● Available data

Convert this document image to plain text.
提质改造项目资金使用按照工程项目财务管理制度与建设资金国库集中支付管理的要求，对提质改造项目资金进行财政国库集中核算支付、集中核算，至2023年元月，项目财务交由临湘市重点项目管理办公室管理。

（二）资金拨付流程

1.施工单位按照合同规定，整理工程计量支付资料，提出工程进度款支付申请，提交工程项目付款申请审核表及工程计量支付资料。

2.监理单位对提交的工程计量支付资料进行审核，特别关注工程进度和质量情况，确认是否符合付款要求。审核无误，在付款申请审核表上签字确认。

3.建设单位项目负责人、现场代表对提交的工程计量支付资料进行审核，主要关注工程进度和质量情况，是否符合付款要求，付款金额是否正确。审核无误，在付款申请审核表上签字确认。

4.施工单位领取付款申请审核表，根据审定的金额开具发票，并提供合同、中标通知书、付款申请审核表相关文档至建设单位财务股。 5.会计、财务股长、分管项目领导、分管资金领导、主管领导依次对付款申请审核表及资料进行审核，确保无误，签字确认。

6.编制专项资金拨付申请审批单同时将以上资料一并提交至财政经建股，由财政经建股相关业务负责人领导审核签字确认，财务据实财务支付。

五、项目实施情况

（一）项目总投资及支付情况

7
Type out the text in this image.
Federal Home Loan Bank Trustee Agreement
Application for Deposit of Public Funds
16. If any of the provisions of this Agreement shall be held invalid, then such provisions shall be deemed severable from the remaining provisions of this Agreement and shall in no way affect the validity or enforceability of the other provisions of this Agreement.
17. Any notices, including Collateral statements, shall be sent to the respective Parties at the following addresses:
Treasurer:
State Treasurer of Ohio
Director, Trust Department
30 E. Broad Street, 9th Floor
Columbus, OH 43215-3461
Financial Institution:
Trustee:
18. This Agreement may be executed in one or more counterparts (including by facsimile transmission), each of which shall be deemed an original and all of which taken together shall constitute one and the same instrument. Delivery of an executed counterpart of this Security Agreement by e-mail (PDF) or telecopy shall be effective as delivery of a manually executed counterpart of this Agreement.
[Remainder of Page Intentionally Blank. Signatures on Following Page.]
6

● Written exercise
What is the number of lines in this material that hold the string "Trustee"? Answer with that number only.

● Worked answer
2